*Task details*:
Which lines hold the word "char"? Show each of them.

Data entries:
((

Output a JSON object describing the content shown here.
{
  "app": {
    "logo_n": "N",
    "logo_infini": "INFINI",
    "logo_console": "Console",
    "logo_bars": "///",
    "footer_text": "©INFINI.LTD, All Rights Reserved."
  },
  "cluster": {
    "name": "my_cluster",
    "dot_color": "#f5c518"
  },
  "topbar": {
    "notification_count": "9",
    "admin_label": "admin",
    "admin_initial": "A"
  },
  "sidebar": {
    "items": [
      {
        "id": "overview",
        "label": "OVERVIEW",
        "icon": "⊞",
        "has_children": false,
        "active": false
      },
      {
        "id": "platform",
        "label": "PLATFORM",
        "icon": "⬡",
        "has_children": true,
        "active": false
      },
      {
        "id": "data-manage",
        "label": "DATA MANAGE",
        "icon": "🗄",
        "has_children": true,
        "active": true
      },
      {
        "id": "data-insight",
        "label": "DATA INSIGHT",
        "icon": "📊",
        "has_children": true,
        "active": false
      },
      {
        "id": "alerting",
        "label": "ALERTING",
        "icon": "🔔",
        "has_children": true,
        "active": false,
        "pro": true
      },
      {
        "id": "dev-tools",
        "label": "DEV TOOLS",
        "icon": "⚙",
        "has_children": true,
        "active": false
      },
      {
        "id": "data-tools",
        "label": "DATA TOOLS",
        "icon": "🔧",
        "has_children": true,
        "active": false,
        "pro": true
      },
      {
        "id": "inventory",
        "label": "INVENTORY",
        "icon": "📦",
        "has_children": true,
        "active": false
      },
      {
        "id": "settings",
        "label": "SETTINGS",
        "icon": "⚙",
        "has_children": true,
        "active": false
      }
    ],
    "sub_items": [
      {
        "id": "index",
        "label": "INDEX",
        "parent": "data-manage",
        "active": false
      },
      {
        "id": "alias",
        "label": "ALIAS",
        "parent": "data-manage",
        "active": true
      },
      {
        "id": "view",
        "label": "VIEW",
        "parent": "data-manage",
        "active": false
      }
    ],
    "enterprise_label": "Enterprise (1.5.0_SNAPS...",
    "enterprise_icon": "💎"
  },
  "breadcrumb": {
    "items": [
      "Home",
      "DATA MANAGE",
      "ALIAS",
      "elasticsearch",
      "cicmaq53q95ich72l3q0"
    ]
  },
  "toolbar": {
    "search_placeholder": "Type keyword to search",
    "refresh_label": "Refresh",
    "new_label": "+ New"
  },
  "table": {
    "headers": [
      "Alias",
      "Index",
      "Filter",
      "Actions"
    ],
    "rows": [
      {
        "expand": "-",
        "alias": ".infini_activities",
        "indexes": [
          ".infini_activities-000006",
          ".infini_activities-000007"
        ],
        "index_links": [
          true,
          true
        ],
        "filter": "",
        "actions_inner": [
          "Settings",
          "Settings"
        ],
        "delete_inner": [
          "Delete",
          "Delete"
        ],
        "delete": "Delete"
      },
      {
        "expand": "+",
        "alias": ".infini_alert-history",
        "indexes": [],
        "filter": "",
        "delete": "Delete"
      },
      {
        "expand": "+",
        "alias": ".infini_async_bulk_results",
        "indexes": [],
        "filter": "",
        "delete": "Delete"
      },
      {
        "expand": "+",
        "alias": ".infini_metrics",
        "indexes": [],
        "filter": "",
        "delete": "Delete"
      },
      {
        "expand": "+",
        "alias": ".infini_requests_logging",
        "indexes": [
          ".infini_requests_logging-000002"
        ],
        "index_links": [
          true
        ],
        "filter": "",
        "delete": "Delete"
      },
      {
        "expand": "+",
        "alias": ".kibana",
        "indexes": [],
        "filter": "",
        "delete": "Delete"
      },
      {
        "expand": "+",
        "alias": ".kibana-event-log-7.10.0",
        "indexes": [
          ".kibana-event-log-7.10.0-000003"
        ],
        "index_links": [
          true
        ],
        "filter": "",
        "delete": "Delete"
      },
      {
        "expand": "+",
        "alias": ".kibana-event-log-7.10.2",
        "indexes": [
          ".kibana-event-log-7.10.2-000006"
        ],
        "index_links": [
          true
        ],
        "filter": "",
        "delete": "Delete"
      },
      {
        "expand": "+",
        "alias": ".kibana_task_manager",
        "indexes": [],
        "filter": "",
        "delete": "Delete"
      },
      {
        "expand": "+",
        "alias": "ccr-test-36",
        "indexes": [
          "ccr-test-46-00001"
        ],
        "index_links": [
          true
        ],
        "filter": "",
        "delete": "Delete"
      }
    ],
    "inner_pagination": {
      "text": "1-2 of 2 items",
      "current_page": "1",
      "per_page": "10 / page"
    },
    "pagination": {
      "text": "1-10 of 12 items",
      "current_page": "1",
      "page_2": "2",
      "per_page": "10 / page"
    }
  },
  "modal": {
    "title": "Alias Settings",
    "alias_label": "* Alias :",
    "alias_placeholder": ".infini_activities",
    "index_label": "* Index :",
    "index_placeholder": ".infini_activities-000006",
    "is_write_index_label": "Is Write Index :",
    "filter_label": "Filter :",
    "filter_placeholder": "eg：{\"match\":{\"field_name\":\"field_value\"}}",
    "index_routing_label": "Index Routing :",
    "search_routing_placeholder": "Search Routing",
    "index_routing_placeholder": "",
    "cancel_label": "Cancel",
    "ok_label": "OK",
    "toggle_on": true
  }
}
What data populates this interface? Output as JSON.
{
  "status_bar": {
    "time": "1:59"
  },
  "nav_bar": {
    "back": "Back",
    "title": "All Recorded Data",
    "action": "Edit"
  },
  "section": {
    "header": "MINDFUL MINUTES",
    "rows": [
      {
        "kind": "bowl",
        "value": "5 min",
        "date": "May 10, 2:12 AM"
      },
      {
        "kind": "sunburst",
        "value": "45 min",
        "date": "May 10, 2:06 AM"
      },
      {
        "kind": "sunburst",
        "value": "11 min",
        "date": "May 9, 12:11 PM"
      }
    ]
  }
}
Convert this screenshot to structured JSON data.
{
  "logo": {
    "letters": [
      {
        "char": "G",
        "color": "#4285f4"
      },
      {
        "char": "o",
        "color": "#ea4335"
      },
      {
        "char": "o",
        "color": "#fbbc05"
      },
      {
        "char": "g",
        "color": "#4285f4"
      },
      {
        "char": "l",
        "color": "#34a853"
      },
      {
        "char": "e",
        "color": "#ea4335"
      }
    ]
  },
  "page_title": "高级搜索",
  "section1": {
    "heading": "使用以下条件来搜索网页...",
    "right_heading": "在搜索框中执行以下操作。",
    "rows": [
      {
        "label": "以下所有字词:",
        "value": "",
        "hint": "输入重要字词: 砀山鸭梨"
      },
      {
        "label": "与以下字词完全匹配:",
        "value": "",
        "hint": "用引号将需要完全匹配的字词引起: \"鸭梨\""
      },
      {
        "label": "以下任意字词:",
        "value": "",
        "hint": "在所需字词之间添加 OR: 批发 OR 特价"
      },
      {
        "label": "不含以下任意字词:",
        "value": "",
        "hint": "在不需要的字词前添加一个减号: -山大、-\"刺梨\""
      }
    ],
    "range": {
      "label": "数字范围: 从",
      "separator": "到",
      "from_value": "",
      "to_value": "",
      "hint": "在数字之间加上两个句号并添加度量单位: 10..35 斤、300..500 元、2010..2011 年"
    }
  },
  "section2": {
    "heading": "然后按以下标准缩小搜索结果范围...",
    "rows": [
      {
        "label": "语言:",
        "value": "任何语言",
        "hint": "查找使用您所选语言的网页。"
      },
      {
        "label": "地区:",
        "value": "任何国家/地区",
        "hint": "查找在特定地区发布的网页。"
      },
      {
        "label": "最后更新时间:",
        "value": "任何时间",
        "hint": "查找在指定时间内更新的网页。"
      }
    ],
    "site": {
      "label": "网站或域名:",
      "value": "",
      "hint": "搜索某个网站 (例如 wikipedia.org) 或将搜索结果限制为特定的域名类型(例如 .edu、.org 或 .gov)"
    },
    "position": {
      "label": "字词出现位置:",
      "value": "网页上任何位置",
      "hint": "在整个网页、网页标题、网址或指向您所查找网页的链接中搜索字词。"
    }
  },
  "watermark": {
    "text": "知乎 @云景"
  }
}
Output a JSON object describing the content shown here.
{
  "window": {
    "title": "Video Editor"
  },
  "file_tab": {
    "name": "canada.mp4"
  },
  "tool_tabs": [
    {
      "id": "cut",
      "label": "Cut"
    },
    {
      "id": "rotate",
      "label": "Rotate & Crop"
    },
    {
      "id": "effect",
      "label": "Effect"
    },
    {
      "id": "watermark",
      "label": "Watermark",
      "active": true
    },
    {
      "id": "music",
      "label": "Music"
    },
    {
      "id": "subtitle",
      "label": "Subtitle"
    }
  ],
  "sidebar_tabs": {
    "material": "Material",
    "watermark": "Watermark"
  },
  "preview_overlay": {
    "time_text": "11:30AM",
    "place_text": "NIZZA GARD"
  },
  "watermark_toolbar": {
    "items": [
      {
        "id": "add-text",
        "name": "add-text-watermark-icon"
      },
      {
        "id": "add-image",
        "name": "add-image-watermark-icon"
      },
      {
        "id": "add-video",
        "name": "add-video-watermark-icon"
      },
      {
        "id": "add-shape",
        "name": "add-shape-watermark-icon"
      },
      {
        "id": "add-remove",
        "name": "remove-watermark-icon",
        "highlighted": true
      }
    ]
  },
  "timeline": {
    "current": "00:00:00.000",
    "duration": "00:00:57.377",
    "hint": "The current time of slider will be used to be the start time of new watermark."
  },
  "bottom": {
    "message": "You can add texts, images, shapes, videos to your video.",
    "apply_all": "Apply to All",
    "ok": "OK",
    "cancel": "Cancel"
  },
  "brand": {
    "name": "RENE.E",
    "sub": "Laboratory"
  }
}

))

*Solution to this problem*:
        "char": "G",
        "char": "o",
        "char": "o",
        "char": "g",
        "char": "l",
        "char": "e",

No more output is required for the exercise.